**Passage to read**.
====

In February 2012, it was announced that Schakron would succeed Area Rep. Cordel Hyde as the PUP standard bearer in the Lake Independence constituency, as Hyde was standing down at the upcoming general election.

The following week, it came to light that Schakron was a dual citizen of Belize and the United States citizen when a photocopy of a United States passport issued to her in 2002 was published in the media. When questioned about the matter at a press conference, Schakron gave an impassioned response in which she declared herself "as Belizean as rice and beans" and stated that she would renounce her U.S. citizenship. She referred further questions on the matter to party lawyer and communications director Lisa Shoman. Soon after, she was seen at the United States embassy in Belmopan; on 15 February, she confirmed that she had initiated the renunciation procedure during that visit. She stated that her appointment to take the oath of renunciation was 21 February 2012, which would fall after Nomination Day. She also stated that the passport had been stolen from her residence, and accused the United Democratic Party of complicity in its theft. She later stated that a family member had been involved and she would not be filing any charges. It was suggested that the PUP might tap Carlos Diaz, former Minister of Energy and Communications to run in Schakron's place; however, Diaz stated that he would be running as an independent instead. On 17 February, it was confirmed that election officer Noreen Fairweather had rejected Schakron's candidacy filing. Schakron's brother Martin Galvez announced his candidacy in her place. UDP candidate Mark King would go on to win the election for the Lake Independence seat.

===Court cases===
On 17 February 2012, the same day that Schakron filed her candidacy, Schakron's lawyer Lisa Shoman filed suit in the Supreme Court of Belize for an injunction to prevent Fairweather from blocking Schakron's candidacy; however, Justice Oswell Legall denied Shoman's application, stating that he could not review Fairweather's decision until it had been formally announced. After an adjournment, Legall returned to inform Shoman that Fairweather had indeed disallowed Schakron's candidacy. Shoman requested leave to file an amended application, and drafted one on the spot and read it aloud off her notebook to the judge. Legall decided to allow this unusual method of filing an amended application given the urgency of the matter; however, in the end he ruled against Schakron.

====

Rewrite the passage on Schakron's candidacy from "In February 2012, it" to "upcoming general election.", changing "standard bearer" to "candidate".

====

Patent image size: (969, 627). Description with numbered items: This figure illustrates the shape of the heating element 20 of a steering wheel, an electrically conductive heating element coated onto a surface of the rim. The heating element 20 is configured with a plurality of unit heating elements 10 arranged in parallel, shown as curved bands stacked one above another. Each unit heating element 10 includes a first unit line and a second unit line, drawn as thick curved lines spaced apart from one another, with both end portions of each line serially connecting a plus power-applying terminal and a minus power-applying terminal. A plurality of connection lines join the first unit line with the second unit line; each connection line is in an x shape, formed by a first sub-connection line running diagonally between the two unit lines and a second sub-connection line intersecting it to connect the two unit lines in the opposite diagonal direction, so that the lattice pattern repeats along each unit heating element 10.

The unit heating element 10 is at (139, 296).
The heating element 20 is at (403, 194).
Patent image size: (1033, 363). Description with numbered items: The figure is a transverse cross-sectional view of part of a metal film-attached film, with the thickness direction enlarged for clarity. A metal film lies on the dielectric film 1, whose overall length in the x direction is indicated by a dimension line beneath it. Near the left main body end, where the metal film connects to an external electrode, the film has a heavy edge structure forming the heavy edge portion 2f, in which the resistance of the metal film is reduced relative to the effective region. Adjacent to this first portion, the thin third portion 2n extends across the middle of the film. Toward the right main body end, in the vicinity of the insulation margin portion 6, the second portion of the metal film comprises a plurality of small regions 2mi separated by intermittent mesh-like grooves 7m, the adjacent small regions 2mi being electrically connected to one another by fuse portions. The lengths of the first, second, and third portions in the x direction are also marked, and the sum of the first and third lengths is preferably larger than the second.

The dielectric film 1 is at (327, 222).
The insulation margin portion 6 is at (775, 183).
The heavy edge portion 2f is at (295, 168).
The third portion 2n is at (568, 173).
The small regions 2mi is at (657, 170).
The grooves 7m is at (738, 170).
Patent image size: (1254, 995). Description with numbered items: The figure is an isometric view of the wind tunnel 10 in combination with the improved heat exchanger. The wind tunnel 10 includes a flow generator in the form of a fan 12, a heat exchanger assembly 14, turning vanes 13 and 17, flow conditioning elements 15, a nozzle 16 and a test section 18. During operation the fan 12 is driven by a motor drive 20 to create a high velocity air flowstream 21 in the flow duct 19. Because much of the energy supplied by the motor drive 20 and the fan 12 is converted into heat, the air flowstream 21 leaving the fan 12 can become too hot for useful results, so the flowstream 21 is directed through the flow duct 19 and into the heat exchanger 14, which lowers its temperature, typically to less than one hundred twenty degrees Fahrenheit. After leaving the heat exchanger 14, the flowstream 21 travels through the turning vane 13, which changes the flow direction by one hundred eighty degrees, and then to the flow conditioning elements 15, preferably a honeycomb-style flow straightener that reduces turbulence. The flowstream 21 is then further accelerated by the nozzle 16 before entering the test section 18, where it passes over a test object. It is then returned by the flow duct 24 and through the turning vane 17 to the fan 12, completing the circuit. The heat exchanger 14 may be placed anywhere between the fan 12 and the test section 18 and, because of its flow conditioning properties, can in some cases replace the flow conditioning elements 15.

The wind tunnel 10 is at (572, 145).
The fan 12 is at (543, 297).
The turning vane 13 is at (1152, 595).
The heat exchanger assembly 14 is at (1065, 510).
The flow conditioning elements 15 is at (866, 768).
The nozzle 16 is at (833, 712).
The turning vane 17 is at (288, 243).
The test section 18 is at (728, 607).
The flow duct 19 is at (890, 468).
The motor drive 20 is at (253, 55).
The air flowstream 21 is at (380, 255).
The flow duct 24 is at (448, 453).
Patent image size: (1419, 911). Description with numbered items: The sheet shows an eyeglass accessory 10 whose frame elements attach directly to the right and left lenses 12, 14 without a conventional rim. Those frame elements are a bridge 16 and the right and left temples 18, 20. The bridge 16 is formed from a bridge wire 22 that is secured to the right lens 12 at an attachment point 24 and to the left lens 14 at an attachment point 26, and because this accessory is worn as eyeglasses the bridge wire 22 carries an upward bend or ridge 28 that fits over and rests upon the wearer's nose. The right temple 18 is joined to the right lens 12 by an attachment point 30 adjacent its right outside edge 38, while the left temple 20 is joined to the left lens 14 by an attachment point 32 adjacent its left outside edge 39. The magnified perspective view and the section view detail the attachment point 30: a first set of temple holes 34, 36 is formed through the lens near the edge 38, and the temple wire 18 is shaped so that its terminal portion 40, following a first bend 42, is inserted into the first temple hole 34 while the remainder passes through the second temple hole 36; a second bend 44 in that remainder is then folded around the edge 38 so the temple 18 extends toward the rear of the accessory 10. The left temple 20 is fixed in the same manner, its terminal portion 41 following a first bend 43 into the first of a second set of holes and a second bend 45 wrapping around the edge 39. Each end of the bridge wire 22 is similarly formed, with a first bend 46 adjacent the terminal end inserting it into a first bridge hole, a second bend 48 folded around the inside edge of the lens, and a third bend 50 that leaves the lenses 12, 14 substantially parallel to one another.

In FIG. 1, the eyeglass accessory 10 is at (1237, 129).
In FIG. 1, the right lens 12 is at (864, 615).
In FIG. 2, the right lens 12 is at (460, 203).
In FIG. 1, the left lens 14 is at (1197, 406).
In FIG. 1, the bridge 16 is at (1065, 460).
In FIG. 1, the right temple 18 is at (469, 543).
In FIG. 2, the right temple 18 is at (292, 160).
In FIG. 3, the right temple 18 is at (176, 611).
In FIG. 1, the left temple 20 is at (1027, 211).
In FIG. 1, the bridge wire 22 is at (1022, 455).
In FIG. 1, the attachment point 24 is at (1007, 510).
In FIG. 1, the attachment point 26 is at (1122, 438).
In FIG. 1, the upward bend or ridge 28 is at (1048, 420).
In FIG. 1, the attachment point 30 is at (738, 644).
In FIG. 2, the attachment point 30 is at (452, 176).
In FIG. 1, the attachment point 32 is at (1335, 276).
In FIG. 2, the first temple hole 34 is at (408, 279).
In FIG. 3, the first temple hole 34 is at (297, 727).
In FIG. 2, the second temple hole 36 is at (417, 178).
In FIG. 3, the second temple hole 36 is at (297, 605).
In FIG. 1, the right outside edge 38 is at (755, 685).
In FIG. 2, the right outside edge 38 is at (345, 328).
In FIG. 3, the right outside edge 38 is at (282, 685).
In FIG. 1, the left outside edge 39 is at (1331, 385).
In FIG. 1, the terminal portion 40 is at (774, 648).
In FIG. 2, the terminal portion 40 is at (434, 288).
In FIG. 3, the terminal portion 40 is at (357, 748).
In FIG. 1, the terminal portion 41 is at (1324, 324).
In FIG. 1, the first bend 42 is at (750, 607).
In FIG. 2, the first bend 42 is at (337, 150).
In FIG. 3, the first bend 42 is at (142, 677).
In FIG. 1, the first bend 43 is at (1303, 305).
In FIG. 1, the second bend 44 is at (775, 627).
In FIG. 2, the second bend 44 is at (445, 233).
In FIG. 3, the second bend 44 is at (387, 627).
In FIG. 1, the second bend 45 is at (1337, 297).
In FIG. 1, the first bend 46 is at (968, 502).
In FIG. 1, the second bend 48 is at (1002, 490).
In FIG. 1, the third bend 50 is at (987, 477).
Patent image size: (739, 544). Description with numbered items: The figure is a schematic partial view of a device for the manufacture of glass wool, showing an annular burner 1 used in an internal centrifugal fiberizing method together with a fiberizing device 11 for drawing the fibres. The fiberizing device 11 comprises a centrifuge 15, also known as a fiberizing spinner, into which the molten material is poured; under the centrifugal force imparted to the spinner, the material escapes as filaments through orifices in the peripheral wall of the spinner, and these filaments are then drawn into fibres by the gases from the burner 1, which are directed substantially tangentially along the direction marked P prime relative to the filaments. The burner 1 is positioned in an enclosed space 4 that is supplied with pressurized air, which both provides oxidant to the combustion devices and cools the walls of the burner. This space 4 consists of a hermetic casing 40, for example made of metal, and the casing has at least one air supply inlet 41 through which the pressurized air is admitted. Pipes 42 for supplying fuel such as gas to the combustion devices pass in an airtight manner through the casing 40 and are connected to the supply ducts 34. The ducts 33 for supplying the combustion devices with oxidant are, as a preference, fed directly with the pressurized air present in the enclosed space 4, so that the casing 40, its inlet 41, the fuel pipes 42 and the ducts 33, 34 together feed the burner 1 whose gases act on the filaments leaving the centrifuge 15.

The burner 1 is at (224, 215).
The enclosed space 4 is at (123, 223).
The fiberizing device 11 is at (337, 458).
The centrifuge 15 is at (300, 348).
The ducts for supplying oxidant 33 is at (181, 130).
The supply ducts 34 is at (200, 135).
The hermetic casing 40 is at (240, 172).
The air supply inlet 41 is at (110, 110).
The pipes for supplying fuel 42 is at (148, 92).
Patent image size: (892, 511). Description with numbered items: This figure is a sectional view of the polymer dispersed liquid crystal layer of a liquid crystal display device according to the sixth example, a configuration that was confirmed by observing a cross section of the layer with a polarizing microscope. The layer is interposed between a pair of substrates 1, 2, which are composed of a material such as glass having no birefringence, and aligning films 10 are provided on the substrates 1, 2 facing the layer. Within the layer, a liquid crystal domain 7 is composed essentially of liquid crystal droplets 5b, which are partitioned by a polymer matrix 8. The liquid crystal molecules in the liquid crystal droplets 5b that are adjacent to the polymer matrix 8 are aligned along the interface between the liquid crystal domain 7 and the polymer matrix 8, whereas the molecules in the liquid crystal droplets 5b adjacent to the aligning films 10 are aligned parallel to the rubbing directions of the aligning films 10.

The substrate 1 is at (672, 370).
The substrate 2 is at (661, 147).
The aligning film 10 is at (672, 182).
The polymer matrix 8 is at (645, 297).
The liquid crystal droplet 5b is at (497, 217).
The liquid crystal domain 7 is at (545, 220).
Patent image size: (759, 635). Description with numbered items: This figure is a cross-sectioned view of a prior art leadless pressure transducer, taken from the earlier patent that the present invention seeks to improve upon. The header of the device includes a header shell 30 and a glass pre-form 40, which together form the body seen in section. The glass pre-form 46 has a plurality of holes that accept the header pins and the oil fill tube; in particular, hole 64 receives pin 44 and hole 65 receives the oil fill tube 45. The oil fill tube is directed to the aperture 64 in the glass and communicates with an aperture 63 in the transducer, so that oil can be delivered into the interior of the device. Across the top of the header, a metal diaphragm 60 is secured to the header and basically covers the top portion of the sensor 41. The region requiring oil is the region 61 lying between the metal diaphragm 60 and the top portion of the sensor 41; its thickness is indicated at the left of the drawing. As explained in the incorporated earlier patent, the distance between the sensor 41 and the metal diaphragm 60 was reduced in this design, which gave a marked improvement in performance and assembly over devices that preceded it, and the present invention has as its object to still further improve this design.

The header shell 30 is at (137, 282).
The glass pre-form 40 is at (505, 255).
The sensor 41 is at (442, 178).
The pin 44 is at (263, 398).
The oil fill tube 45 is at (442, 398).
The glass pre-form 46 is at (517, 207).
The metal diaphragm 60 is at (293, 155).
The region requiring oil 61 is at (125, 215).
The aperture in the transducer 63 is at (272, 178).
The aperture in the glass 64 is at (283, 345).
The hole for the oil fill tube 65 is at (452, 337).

====

**The answer**.
In February 2012, it was announced that Schakron would succeed Area Rep. Cordel Hyde as the PUP candidate in the Lake Independence constituency, as Hyde was standing down at the upcoming general election.